(Collected data entries)
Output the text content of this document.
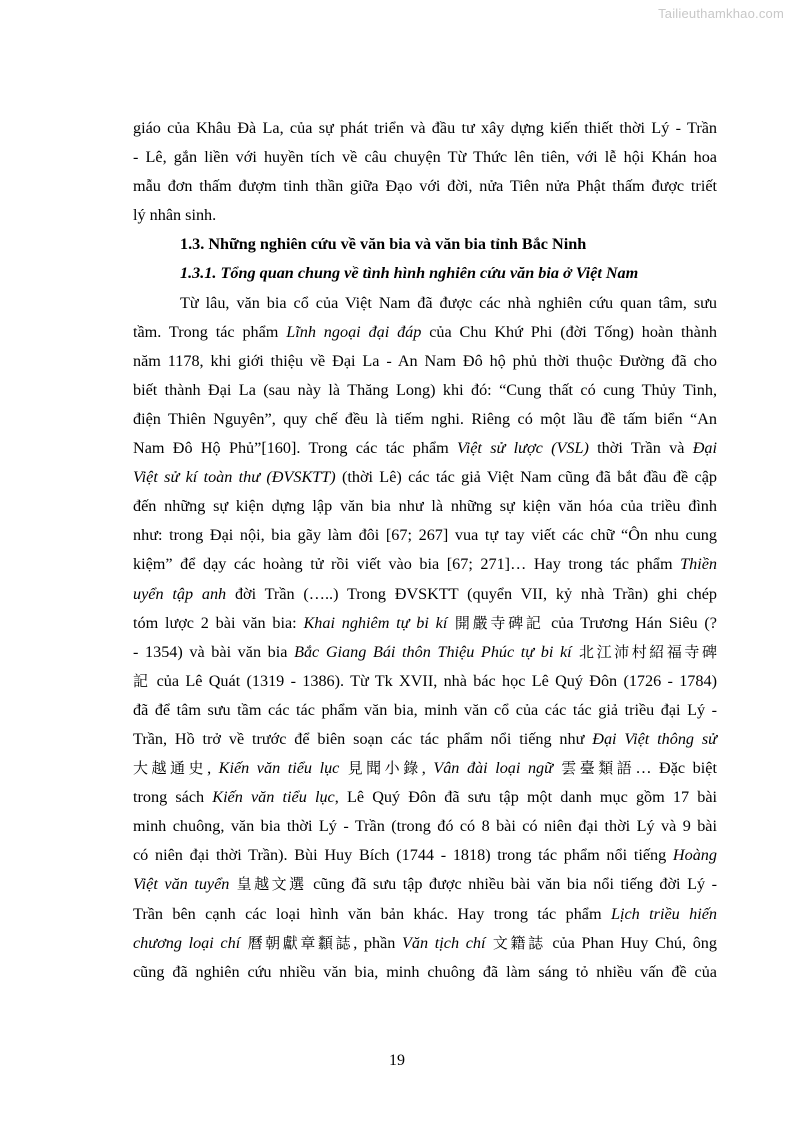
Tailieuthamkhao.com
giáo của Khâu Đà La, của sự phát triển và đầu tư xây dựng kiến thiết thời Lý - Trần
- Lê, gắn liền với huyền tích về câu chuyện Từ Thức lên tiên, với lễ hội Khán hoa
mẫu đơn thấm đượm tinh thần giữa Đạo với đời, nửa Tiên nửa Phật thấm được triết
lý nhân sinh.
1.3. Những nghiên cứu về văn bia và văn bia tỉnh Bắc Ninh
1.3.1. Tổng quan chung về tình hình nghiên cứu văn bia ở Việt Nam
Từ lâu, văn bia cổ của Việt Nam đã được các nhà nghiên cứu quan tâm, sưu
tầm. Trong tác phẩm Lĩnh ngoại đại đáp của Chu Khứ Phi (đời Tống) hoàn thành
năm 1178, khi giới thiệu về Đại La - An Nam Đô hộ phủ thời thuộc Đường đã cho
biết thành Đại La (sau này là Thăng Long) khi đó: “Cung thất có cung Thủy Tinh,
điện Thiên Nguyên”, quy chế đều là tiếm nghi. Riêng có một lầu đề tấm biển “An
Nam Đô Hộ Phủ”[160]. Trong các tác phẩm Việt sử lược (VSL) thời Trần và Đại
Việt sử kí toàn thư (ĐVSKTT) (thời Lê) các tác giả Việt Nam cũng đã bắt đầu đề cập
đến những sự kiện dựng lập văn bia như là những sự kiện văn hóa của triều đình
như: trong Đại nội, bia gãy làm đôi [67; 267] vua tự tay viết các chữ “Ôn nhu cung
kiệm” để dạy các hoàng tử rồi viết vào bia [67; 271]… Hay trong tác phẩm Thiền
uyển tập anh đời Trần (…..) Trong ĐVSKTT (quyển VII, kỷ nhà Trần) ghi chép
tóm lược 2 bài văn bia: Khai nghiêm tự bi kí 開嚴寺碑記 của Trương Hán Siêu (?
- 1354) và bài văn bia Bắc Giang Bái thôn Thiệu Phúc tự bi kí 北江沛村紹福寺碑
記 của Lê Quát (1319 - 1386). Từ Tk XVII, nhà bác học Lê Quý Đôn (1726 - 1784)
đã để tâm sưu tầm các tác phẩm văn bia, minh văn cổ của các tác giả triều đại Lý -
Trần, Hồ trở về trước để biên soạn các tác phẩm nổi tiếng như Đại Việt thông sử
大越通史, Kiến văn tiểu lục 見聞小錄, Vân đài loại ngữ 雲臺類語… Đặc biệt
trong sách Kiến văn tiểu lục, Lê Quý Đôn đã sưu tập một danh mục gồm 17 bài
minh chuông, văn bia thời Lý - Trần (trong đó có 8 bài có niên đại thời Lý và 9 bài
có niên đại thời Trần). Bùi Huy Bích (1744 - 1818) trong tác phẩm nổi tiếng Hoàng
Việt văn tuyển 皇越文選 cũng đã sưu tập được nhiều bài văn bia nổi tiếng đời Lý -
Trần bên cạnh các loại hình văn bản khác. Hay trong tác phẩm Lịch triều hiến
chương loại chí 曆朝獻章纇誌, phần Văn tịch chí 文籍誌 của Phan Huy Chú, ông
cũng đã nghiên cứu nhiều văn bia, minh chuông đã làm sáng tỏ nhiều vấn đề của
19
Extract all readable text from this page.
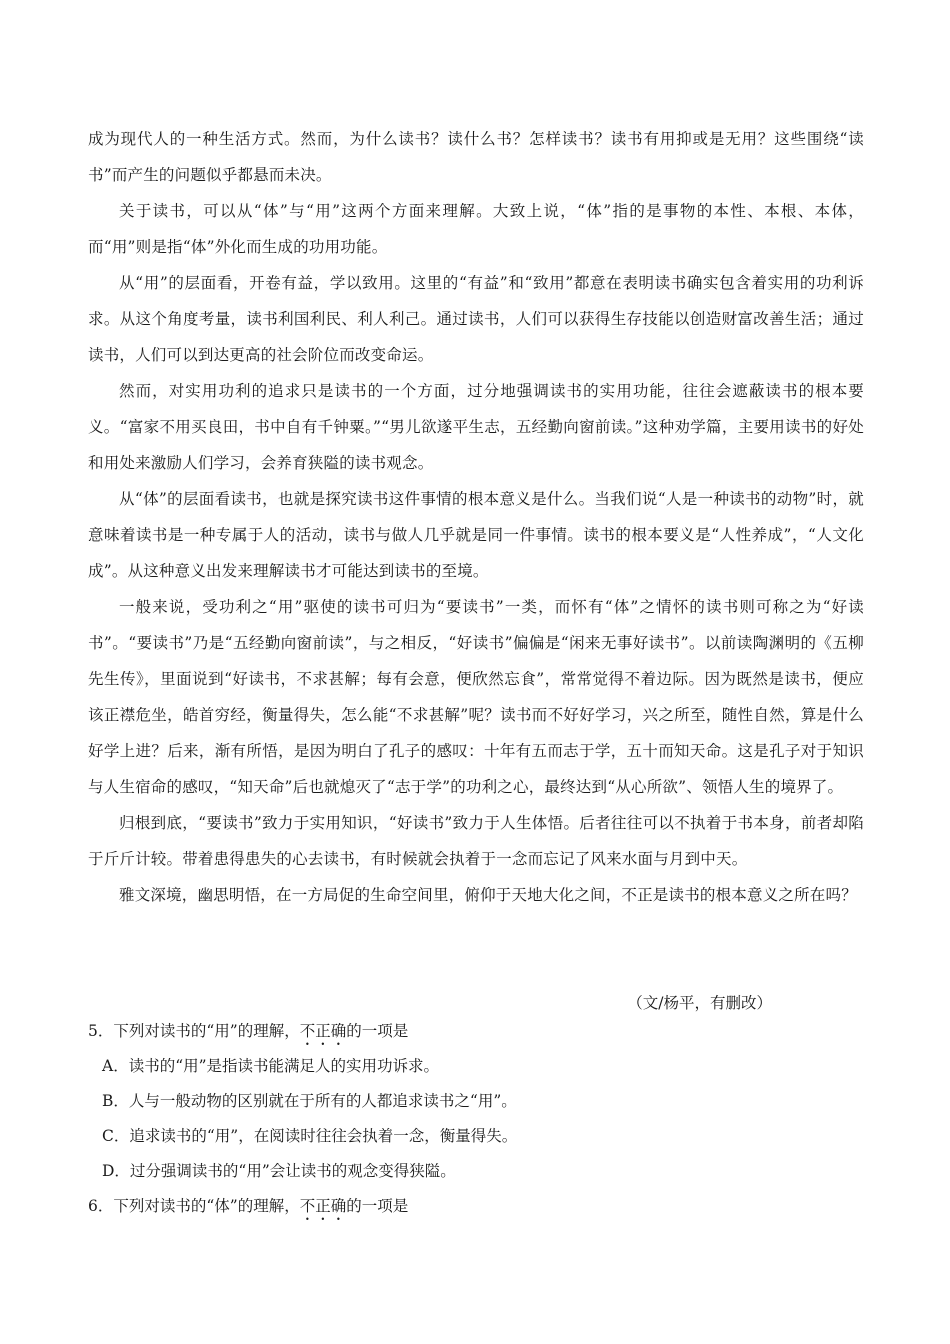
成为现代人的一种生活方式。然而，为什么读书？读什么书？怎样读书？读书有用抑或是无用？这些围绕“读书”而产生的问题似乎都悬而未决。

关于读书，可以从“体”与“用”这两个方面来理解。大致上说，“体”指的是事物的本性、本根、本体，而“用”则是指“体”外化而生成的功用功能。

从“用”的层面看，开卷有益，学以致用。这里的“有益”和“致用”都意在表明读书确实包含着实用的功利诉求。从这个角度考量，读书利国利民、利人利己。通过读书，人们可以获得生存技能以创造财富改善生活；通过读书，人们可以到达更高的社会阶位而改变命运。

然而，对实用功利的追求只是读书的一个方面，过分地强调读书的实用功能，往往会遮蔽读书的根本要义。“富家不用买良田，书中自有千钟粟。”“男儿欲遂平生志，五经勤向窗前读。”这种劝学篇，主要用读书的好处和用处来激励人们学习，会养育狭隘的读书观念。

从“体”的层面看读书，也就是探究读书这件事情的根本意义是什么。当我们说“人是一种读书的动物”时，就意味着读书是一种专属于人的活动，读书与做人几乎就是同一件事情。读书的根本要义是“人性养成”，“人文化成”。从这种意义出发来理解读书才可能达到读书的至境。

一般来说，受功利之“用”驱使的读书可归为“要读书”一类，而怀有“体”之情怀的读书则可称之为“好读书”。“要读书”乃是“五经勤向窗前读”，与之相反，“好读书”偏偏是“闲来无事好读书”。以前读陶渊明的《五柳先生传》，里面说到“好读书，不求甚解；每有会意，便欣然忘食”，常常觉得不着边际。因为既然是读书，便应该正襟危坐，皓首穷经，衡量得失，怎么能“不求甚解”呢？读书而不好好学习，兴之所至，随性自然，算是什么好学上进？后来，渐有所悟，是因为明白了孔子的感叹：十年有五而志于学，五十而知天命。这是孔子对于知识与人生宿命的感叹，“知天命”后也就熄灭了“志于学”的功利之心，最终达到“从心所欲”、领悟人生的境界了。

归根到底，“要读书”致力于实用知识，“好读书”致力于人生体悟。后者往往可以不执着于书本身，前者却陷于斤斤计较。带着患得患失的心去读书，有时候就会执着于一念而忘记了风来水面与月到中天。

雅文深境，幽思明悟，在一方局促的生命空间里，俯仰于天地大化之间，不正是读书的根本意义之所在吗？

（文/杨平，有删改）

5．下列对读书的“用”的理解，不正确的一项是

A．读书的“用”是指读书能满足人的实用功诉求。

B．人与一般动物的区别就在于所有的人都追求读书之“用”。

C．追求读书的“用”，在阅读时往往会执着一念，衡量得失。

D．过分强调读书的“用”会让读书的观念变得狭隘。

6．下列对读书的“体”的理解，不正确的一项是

TASK GOAL —
In the entries above, find every line with the word "下列对读书的" and list it.

EXERCISE RESULT —
5．下列对读书的“用”的理解，不正确的一项是
6．下列对读书的“体”的理解，不正确的一项是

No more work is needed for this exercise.